Records from a data source

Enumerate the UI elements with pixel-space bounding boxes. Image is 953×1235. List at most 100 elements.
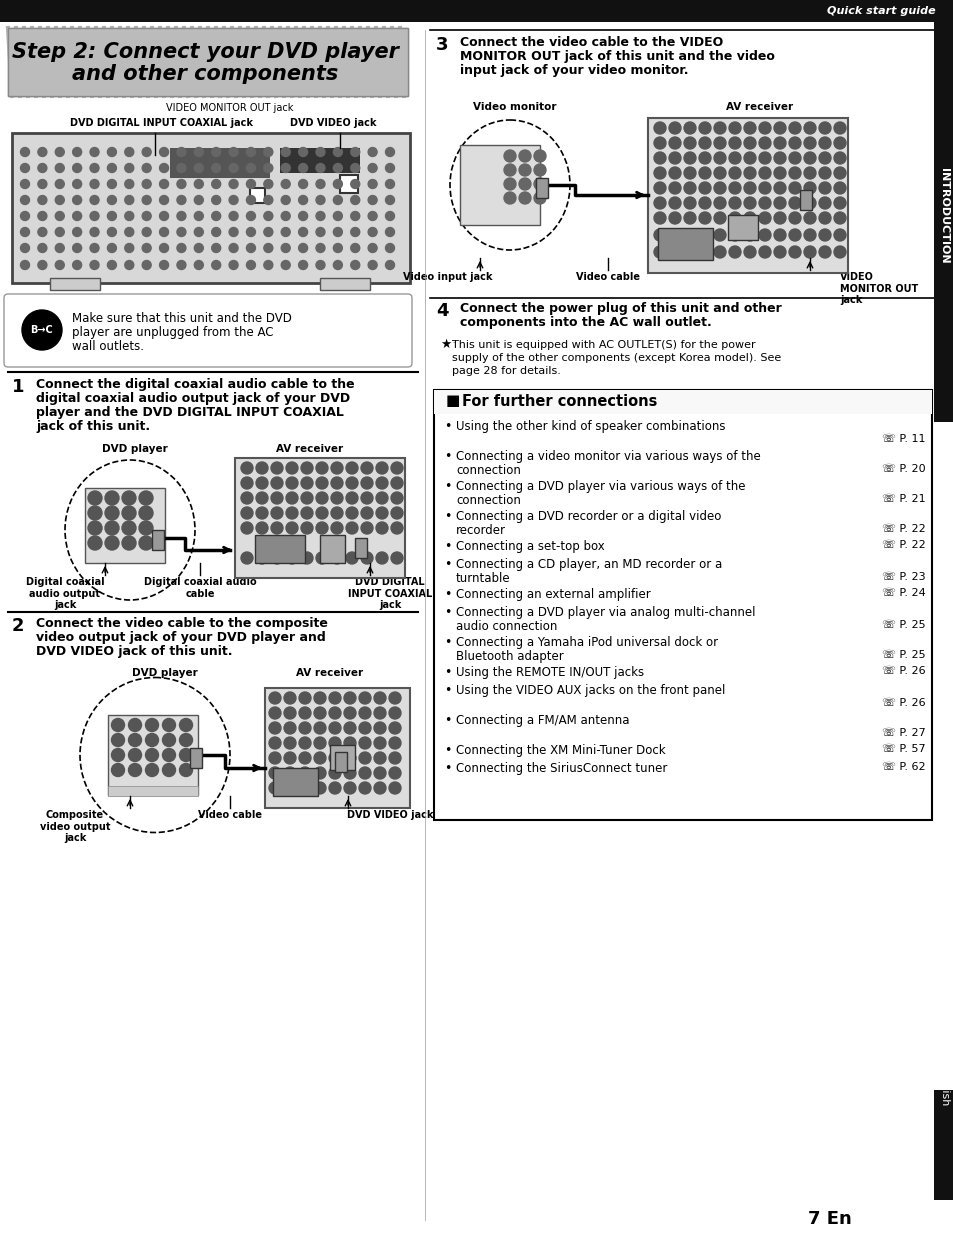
Circle shape <box>229 163 238 173</box>
Circle shape <box>314 752 326 764</box>
Circle shape <box>389 722 400 734</box>
Text: Connecting the SiriusConnect tuner: Connecting the SiriusConnect tuner <box>456 762 667 776</box>
Circle shape <box>368 163 376 173</box>
Circle shape <box>90 261 99 269</box>
Circle shape <box>269 722 281 734</box>
Text: audio connection: audio connection <box>456 620 557 634</box>
Circle shape <box>773 152 785 164</box>
Circle shape <box>833 198 845 209</box>
FancyBboxPatch shape <box>339 175 357 193</box>
Circle shape <box>139 506 152 520</box>
Circle shape <box>55 211 64 221</box>
Circle shape <box>298 195 307 205</box>
Circle shape <box>391 477 402 489</box>
Circle shape <box>833 137 845 149</box>
Circle shape <box>281 147 290 157</box>
Circle shape <box>788 137 801 149</box>
Circle shape <box>759 212 770 224</box>
Circle shape <box>88 521 102 535</box>
Circle shape <box>375 492 388 504</box>
Circle shape <box>72 179 82 189</box>
Text: For further connections: For further connections <box>461 394 657 409</box>
Text: Using the REMOTE IN/OUT jacks: Using the REMOTE IN/OUT jacks <box>456 666 643 679</box>
Circle shape <box>351 243 359 252</box>
Text: and other components: and other components <box>71 64 337 84</box>
Text: player and the DVD DIGITAL INPUT COAXIAL: player and the DVD DIGITAL INPUT COAXIAL <box>36 406 343 419</box>
Text: DVD VIDEO jack of this unit.: DVD VIDEO jack of this unit. <box>36 645 233 658</box>
Circle shape <box>241 522 253 534</box>
Text: player are unplugged from the AC: player are unplugged from the AC <box>71 326 274 338</box>
Circle shape <box>351 195 359 205</box>
Circle shape <box>683 137 696 149</box>
Circle shape <box>331 462 343 474</box>
Circle shape <box>329 752 340 764</box>
Circle shape <box>298 261 307 269</box>
Circle shape <box>368 195 376 205</box>
Circle shape <box>269 706 281 719</box>
Circle shape <box>759 167 770 179</box>
Circle shape <box>298 211 307 221</box>
FancyBboxPatch shape <box>800 190 811 210</box>
Circle shape <box>346 552 357 564</box>
Circle shape <box>375 477 388 489</box>
Text: •: • <box>443 743 451 757</box>
Text: Digital coaxial audio
cable: Digital coaxial audio cable <box>144 577 256 599</box>
Circle shape <box>773 182 785 194</box>
Circle shape <box>159 195 169 205</box>
Circle shape <box>534 178 545 190</box>
Circle shape <box>344 782 355 794</box>
Text: Connecting a video monitor via various ways of the: Connecting a video monitor via various w… <box>456 450 760 463</box>
Circle shape <box>385 179 395 189</box>
Circle shape <box>358 782 371 794</box>
Circle shape <box>129 763 141 777</box>
Text: ☏ P. 22: ☏ P. 22 <box>882 540 925 550</box>
Circle shape <box>20 211 30 221</box>
Circle shape <box>333 179 342 189</box>
Circle shape <box>728 167 740 179</box>
Circle shape <box>333 261 342 269</box>
Text: input jack of your video monitor.: input jack of your video monitor. <box>459 64 688 77</box>
Circle shape <box>298 692 311 704</box>
Circle shape <box>146 763 158 777</box>
Circle shape <box>38 179 47 189</box>
Circle shape <box>122 492 136 505</box>
Circle shape <box>358 692 371 704</box>
Circle shape <box>298 227 307 236</box>
Circle shape <box>329 706 340 719</box>
Circle shape <box>699 228 710 241</box>
FancyBboxPatch shape <box>108 785 198 797</box>
Circle shape <box>176 227 186 236</box>
Circle shape <box>668 122 680 135</box>
Circle shape <box>281 227 290 236</box>
Circle shape <box>534 164 545 177</box>
Text: jack of this unit.: jack of this unit. <box>36 420 150 433</box>
Circle shape <box>375 522 388 534</box>
Circle shape <box>713 122 725 135</box>
Circle shape <box>385 195 395 205</box>
Circle shape <box>255 462 268 474</box>
Circle shape <box>90 195 99 205</box>
Circle shape <box>298 179 307 189</box>
Circle shape <box>368 179 376 189</box>
Text: Digital coaxial
audio output
jack: Digital coaxial audio output jack <box>26 577 104 610</box>
Circle shape <box>269 737 281 748</box>
Circle shape <box>389 706 400 719</box>
Text: LINE IN 2: LINE IN 2 <box>461 172 493 178</box>
Text: ☏ P. 25: ☏ P. 25 <box>882 650 925 659</box>
FancyBboxPatch shape <box>434 390 931 820</box>
Circle shape <box>55 195 64 205</box>
Circle shape <box>255 522 268 534</box>
Text: •: • <box>443 588 451 601</box>
Circle shape <box>194 195 203 205</box>
Text: Using the VIDEO AUX jacks on the front panel: Using the VIDEO AUX jacks on the front p… <box>456 684 724 697</box>
Circle shape <box>389 737 400 748</box>
Circle shape <box>90 227 99 236</box>
Circle shape <box>654 167 665 179</box>
Circle shape <box>654 122 665 135</box>
Circle shape <box>298 163 307 173</box>
Circle shape <box>375 552 388 564</box>
Text: Bluetooth adapter: Bluetooth adapter <box>456 650 563 663</box>
Circle shape <box>389 692 400 704</box>
Circle shape <box>503 149 516 162</box>
Circle shape <box>360 462 373 474</box>
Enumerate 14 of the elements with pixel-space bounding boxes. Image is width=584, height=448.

Stated exercise: Can you reproduce all of the records above word for word, leaving the pictures out of your answer?

Result of this exercise:
Enumerate the UI elements with pixel-space bounding boxes. Image is 953×1235. List at most 100 elements.
Circle shape <box>229 163 238 173</box>
Circle shape <box>314 752 326 764</box>
Circle shape <box>389 722 400 734</box>
Text: Connecting the SiriusConnect tuner: Connecting the SiriusConnect tuner <box>456 762 667 776</box>
Circle shape <box>368 163 376 173</box>
Circle shape <box>90 261 99 269</box>
Circle shape <box>269 722 281 734</box>
Text: audio connection: audio connection <box>456 620 557 634</box>
Circle shape <box>773 152 785 164</box>
Circle shape <box>833 198 845 209</box>
FancyBboxPatch shape <box>339 175 357 193</box>
Circle shape <box>139 506 152 520</box>
Circle shape <box>55 211 64 221</box>
Circle shape <box>298 195 307 205</box>
Circle shape <box>391 477 402 489</box>
Circle shape <box>833 137 845 149</box>
Circle shape <box>281 147 290 157</box>
Circle shape <box>788 137 801 149</box>
Circle shape <box>759 212 770 224</box>
Circle shape <box>88 521 102 535</box>
Circle shape <box>375 492 388 504</box>
Circle shape <box>72 179 82 189</box>
Text: For further connections: For further connections <box>461 394 657 409</box>
Text: Using the REMOTE IN/OUT jacks: Using the REMOTE IN/OUT jacks <box>456 666 643 679</box>
Circle shape <box>351 243 359 252</box>
Text: and other components: and other components <box>71 64 337 84</box>
Text: player and the DVD DIGITAL INPUT COAXIAL: player and the DVD DIGITAL INPUT COAXIAL <box>36 406 343 419</box>
Text: DVD VIDEO jack of this unit.: DVD VIDEO jack of this unit. <box>36 645 233 658</box>
Circle shape <box>241 522 253 534</box>
Text: player are unplugged from the AC: player are unplugged from the AC <box>71 326 274 338</box>
Circle shape <box>351 195 359 205</box>
Circle shape <box>683 137 696 149</box>
Circle shape <box>331 462 343 474</box>
Circle shape <box>329 752 340 764</box>
Circle shape <box>298 261 307 269</box>
Circle shape <box>368 195 376 205</box>
Circle shape <box>269 706 281 719</box>
Circle shape <box>759 167 770 179</box>
Circle shape <box>298 211 307 221</box>
FancyBboxPatch shape <box>800 190 811 210</box>
Circle shape <box>346 552 357 564</box>
Circle shape <box>375 477 388 489</box>
Text: •: • <box>443 743 451 757</box>
Text: Digital coaxial audio
cable: Digital coaxial audio cable <box>144 577 256 599</box>
Circle shape <box>773 182 785 194</box>
Circle shape <box>159 195 169 205</box>
Circle shape <box>534 178 545 190</box>
Circle shape <box>344 782 355 794</box>
Text: Connecting a video monitor via various ways of the: Connecting a video monitor via various w… <box>456 450 760 463</box>
Circle shape <box>385 179 395 189</box>
Circle shape <box>358 782 371 794</box>
Circle shape <box>129 763 141 777</box>
Text: ☏ P. 22: ☏ P. 22 <box>882 540 925 550</box>
Circle shape <box>20 211 30 221</box>
Circle shape <box>333 179 342 189</box>
Circle shape <box>728 167 740 179</box>
Circle shape <box>333 261 342 269</box>
Text: input jack of your video monitor.: input jack of your video monitor. <box>459 64 688 77</box>
Circle shape <box>298 692 311 704</box>
Circle shape <box>146 763 158 777</box>
Circle shape <box>38 179 47 189</box>
Circle shape <box>122 492 136 505</box>
Circle shape <box>358 692 371 704</box>
Circle shape <box>298 227 307 236</box>
Circle shape <box>329 706 340 719</box>
Circle shape <box>699 228 710 241</box>
FancyBboxPatch shape <box>108 785 198 797</box>
Circle shape <box>176 227 186 236</box>
Circle shape <box>668 122 680 135</box>
Circle shape <box>281 227 290 236</box>
Circle shape <box>534 164 545 177</box>
Text: jack of this unit.: jack of this unit. <box>36 420 150 433</box>
Circle shape <box>375 522 388 534</box>
Circle shape <box>713 122 725 135</box>
Circle shape <box>385 195 395 205</box>
Circle shape <box>255 462 268 474</box>
Circle shape <box>90 195 99 205</box>
Circle shape <box>298 179 307 189</box>
Circle shape <box>368 179 376 189</box>
Text: Digital coaxial
audio output
jack: Digital coaxial audio output jack <box>26 577 104 610</box>
Circle shape <box>269 737 281 748</box>
Circle shape <box>389 706 400 719</box>
Text: LINE IN 2: LINE IN 2 <box>461 172 493 178</box>
Text: ☏ P. 25: ☏ P. 25 <box>882 650 925 659</box>
FancyBboxPatch shape <box>434 390 931 820</box>
Circle shape <box>55 195 64 205</box>
Circle shape <box>255 522 268 534</box>
Text: •: • <box>443 588 451 601</box>
Circle shape <box>194 195 203 205</box>
Text: Using the VIDEO AUX jacks on the front panel: Using the VIDEO AUX jacks on the front p… <box>456 684 724 697</box>
Circle shape <box>389 737 400 748</box>
Circle shape <box>90 227 99 236</box>
Circle shape <box>654 167 665 179</box>
Circle shape <box>654 122 665 135</box>
Circle shape <box>298 163 307 173</box>
Circle shape <box>375 552 388 564</box>
Text: Bluetooth adapter: Bluetooth adapter <box>456 650 563 663</box>
Circle shape <box>389 692 400 704</box>
Circle shape <box>503 149 516 162</box>
Circle shape <box>360 462 373 474</box>
Enumerate 14 of the elements with pixel-space bounding boxes. Image is width=584, height=448.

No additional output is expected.